TO BE DONE: Report, as a bare number, how many lines of the material below contain the word "testing".

SOURCE DATA:

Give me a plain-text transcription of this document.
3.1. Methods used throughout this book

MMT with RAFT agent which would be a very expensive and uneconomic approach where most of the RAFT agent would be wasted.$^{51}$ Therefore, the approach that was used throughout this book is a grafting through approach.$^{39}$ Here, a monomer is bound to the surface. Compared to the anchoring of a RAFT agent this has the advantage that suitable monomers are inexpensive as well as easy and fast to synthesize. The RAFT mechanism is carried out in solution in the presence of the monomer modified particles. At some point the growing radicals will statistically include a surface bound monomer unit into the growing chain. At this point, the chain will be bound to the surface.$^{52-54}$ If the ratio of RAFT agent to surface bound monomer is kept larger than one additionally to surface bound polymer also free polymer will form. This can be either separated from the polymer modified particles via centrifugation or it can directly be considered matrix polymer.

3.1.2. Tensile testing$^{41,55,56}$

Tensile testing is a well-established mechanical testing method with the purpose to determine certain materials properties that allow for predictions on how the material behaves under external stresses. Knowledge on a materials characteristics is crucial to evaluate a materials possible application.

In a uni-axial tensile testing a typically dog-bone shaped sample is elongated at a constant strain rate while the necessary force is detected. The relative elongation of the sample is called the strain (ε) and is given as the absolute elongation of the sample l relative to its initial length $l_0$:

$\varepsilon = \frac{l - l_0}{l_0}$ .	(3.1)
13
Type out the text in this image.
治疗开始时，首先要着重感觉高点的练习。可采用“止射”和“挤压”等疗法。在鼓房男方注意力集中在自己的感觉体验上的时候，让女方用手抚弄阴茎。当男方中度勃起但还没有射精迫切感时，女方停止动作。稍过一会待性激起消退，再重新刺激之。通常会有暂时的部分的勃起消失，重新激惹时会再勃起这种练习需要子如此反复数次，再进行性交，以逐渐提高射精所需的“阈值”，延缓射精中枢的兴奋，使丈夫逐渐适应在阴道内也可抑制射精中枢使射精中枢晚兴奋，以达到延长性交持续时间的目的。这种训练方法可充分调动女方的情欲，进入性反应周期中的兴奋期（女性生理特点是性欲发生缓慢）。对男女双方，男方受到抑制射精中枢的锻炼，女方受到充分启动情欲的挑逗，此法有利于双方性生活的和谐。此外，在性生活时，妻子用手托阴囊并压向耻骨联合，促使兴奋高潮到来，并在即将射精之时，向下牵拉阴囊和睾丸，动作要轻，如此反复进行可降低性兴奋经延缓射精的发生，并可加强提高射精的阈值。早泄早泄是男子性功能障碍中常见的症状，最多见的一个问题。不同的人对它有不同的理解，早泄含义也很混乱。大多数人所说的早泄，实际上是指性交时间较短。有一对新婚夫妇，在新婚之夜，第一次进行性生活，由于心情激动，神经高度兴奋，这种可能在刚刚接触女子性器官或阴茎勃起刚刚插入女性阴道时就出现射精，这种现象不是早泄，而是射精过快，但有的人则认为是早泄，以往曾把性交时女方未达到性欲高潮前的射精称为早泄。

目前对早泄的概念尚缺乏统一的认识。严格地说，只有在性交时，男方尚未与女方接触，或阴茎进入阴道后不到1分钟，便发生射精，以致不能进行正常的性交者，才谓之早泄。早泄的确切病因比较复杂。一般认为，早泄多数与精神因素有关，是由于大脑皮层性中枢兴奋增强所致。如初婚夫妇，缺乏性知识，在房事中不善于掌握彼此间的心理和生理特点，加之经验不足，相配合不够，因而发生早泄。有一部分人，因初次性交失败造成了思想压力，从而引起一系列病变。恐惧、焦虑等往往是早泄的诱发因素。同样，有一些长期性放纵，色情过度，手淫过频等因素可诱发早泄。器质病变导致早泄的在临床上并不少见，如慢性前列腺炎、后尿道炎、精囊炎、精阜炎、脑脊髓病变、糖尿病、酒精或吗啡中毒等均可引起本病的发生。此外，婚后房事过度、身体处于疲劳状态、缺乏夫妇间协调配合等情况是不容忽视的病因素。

OUTPUT: 3